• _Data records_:
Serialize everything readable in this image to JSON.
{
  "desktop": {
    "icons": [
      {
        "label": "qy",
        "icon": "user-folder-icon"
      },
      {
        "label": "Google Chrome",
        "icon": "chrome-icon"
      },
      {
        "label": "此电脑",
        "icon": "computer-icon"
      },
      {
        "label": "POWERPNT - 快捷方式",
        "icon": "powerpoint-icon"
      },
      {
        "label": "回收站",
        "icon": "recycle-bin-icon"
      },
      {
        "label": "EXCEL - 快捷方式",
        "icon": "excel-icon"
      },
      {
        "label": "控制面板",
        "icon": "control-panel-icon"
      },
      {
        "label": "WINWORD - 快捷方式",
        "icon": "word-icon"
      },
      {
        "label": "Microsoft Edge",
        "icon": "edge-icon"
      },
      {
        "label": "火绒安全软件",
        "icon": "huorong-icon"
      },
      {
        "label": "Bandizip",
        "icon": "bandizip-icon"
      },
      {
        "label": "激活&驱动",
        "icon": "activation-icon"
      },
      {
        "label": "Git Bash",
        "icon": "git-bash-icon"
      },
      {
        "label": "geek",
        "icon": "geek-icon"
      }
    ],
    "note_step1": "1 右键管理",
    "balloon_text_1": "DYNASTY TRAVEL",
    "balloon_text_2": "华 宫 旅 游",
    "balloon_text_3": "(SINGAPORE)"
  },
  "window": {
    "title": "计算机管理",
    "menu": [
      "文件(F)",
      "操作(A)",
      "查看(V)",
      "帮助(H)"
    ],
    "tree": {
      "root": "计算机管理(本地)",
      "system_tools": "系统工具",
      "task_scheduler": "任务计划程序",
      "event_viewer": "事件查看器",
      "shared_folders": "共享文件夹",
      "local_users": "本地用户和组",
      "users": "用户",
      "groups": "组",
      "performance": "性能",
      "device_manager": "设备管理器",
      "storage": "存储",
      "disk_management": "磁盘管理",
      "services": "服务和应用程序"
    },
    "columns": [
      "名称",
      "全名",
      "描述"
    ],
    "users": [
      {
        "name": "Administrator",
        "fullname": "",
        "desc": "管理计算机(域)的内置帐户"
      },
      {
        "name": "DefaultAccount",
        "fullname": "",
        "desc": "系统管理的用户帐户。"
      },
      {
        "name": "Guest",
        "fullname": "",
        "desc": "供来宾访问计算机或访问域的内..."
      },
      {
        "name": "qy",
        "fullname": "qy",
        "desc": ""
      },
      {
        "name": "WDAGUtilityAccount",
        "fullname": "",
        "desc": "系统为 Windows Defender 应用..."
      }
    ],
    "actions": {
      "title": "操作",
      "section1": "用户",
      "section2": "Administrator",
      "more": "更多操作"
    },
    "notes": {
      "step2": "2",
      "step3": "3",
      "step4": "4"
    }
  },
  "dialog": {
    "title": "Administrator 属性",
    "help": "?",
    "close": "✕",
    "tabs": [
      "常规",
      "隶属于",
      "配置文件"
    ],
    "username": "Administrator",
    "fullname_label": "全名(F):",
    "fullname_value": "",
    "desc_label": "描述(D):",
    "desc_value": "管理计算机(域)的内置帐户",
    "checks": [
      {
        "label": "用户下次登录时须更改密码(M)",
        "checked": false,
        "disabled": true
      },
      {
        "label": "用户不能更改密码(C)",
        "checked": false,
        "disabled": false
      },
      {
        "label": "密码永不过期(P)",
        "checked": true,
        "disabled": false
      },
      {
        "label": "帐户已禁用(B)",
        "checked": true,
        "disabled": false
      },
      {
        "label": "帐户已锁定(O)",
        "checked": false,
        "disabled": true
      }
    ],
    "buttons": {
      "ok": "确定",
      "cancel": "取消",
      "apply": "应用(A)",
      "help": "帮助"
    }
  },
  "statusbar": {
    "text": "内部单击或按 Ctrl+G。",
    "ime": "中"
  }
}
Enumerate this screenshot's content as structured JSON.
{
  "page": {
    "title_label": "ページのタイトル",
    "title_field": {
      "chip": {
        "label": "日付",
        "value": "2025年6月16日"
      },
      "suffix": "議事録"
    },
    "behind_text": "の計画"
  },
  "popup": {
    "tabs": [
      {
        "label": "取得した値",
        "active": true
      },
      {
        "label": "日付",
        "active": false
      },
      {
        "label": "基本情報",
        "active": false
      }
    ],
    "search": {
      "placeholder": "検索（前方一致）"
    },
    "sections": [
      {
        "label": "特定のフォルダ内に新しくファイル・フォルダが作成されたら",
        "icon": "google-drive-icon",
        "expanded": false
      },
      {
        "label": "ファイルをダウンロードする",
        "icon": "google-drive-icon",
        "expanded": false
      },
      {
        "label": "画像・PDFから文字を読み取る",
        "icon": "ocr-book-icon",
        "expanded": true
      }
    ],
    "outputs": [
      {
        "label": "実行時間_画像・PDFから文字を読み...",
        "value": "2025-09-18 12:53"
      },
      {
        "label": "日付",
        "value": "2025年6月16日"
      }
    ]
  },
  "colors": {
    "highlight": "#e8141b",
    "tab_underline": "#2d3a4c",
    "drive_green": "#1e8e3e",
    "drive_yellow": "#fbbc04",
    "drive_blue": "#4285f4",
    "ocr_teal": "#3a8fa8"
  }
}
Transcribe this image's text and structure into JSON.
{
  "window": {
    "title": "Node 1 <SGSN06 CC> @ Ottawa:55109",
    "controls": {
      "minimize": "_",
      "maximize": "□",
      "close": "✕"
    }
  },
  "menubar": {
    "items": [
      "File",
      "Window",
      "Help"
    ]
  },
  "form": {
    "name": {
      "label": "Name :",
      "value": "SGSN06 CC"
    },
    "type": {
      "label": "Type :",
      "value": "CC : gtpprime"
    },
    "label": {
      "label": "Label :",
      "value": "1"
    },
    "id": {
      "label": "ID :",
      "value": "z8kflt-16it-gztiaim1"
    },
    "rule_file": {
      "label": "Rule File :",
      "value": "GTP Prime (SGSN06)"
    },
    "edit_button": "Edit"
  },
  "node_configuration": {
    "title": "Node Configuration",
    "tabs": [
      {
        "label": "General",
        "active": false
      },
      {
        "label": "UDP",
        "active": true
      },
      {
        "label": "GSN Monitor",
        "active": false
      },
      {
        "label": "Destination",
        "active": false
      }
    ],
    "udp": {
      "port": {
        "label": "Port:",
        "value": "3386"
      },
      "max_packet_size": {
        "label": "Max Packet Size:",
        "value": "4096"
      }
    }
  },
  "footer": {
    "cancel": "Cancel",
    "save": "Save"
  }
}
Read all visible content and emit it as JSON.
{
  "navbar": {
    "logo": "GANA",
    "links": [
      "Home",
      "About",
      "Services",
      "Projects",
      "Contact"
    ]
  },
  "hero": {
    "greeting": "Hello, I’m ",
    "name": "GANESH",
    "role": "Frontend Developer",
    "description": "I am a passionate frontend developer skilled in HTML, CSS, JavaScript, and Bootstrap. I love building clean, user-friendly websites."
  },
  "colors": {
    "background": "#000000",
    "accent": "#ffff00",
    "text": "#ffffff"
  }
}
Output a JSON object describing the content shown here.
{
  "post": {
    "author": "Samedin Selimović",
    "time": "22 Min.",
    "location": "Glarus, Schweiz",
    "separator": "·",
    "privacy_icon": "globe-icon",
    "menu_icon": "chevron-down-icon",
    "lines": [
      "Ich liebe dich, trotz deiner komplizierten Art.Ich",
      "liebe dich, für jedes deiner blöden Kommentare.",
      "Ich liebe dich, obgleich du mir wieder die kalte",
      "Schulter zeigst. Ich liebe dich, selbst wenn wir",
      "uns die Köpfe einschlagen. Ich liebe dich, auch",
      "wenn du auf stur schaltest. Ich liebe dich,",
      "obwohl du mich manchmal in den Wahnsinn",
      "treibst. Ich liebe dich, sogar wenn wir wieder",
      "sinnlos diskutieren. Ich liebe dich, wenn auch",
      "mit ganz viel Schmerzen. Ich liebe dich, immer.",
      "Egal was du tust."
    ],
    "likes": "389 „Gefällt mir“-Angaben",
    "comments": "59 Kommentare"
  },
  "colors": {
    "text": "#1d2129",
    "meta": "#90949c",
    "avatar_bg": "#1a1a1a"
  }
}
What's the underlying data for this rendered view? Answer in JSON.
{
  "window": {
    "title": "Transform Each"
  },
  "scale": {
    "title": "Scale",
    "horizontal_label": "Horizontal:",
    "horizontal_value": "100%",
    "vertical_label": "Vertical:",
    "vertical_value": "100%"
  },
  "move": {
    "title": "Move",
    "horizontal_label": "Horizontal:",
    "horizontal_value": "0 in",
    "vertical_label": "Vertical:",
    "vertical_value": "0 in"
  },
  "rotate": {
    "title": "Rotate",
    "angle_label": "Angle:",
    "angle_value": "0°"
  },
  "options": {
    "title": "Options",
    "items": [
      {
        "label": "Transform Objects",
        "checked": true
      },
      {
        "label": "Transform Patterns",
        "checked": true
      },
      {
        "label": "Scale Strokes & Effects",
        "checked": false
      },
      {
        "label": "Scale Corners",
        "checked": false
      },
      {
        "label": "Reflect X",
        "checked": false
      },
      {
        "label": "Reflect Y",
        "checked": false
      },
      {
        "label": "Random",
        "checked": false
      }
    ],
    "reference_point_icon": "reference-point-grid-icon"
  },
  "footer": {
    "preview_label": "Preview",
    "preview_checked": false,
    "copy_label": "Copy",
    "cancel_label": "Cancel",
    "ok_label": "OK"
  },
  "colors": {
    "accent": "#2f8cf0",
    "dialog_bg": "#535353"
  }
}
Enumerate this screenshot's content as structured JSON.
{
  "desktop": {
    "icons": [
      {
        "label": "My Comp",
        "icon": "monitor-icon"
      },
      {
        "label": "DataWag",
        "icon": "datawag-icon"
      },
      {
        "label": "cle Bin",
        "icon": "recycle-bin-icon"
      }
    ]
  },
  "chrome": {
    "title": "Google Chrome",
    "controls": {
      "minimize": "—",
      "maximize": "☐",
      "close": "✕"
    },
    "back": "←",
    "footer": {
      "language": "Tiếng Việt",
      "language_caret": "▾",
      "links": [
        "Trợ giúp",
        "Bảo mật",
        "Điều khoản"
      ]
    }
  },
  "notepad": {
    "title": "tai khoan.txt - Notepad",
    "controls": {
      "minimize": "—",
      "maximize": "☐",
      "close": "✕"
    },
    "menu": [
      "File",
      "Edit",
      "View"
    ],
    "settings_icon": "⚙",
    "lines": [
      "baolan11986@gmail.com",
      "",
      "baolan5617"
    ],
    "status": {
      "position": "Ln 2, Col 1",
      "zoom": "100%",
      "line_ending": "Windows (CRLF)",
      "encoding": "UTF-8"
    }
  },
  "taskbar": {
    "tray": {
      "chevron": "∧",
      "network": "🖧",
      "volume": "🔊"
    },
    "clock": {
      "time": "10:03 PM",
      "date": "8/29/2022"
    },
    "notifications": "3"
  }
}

• _Your goal_: Give the number of lines in the entries above that include the string "JSON". No other output is expected.

• _Answer to this problem_: 7